> REQUIRED ACTION: Reproduce the listing exactly, with no pictures in your copy.

==== RECORDED DATA

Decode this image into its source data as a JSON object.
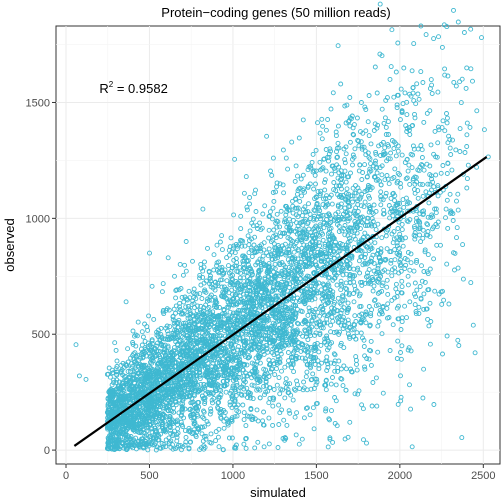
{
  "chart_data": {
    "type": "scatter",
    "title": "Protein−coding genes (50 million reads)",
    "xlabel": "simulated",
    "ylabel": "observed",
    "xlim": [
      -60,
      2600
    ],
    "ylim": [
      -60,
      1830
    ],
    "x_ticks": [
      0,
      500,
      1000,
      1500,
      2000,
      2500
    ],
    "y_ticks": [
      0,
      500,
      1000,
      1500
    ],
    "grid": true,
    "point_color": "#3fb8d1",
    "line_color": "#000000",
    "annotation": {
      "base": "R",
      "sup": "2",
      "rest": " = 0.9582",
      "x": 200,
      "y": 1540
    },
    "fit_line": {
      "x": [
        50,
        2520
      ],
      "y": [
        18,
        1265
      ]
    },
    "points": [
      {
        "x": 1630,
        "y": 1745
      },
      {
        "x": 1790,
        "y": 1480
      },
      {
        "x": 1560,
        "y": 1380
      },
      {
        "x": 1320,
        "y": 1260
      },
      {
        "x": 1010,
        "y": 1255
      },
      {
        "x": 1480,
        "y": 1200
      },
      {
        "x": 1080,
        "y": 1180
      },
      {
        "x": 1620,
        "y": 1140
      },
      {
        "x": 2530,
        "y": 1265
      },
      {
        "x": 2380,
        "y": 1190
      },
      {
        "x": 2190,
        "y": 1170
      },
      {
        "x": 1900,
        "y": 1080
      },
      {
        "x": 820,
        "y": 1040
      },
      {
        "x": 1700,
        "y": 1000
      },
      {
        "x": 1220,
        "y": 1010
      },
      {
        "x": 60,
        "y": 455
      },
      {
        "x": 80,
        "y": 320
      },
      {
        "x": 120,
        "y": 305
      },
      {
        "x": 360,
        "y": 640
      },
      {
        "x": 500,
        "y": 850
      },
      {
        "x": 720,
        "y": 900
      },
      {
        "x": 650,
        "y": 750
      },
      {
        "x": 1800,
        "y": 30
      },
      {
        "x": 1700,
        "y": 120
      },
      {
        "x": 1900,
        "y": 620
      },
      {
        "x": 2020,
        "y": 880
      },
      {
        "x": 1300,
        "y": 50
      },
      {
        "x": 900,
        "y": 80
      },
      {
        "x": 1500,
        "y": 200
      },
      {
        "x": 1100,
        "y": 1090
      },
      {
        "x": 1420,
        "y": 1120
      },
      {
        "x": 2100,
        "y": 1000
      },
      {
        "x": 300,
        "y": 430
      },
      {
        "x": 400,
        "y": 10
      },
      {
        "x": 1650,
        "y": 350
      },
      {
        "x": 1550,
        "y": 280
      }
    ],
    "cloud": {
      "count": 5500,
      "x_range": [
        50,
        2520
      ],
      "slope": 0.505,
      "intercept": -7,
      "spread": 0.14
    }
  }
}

========

> OUTPUT:
Decode this image into its source data as a JSON object.
{
  "chart_data": {
    "type": "scatter",
    "title": "Protein−coding genes (50 million reads)",
    "xlabel": "simulated",
    "ylabel": "observed",
    "xlim": [
      -60,
      2600
    ],
    "ylim": [
      -60,
      1830
    ],
    "x_ticks": [
      0,
      500,
      1000,
      1500,
      2000,
      2500
    ],
    "y_ticks": [
      0,
      500,
      1000,
      1500
    ],
    "grid": true,
    "point_color": "#3fb8d1",
    "line_color": "#000000",
    "annotation": {
      "base": "R",
      "sup": "2",
      "rest": " = 0.9582",
      "x": 200,
      "y": 1540
    },
    "fit_line": {
      "x": [
        50,
        2520
      ],
      "y": [
        18,
        1265
      ]
    },
    "points": [
      {
        "x": 1630,
        "y": 1745
      },
      {
        "x": 1790,
        "y": 1480
      },
      {
        "x": 1560,
        "y": 1380
      },
      {
        "x": 1320,
        "y": 1260
      },
      {
        "x": 1010,
        "y": 1255
      },
      {
        "x": 1480,
        "y": 1200
      },
      {
        "x": 1080,
        "y": 1180
      },
      {
        "x": 1620,
        "y": 1140
      },
      {
        "x": 2530,
        "y": 1265
      },
      {
        "x": 2380,
        "y": 1190
      },
      {
        "x": 2190,
        "y": 1170
      },
      {
        "x": 1900,
        "y": 1080
      },
      {
        "x": 820,
        "y": 1040
      },
      {
        "x": 1700,
        "y": 1000
      },
      {
        "x": 1220,
        "y": 1010
      },
      {
        "x": 60,
        "y": 455
      },
      {
        "x": 80,
        "y": 320
      },
      {
        "x": 120,
        "y": 305
      },
      {
        "x": 360,
        "y": 640
      },
      {
        "x": 500,
        "y": 850
      },
      {
        "x": 720,
        "y": 900
      },
      {
        "x": 650,
        "y": 750
      },
      {
        "x": 1800,
        "y": 30
      },
      {
        "x": 1700,
        "y": 120
      },
      {
        "x": 1900,
        "y": 620
      },
      {
        "x": 2020,
        "y": 880
      },
      {
        "x": 1300,
        "y": 50
      },
      {
        "x": 900,
        "y": 80
      },
      {
        "x": 1500,
        "y": 200
      },
      {
        "x": 1100,
        "y": 1090
      },
      {
        "x": 1420,
        "y": 1120
      },
      {
        "x": 2100,
        "y": 1000
      },
      {
        "x": 300,
        "y": 430
      },
      {
        "x": 400,
        "y": 10
      },
      {
        "x": 1650,
        "y": 350
      },
      {
        "x": 1550,
        "y": 280
      }
    ],
    "cloud": {
      "count": 5500,
      "x_range": [
        50,
        2520
      ],
      "slope": 0.505,
      "intercept": -7,
      "spread": 0.14
    }
  }
}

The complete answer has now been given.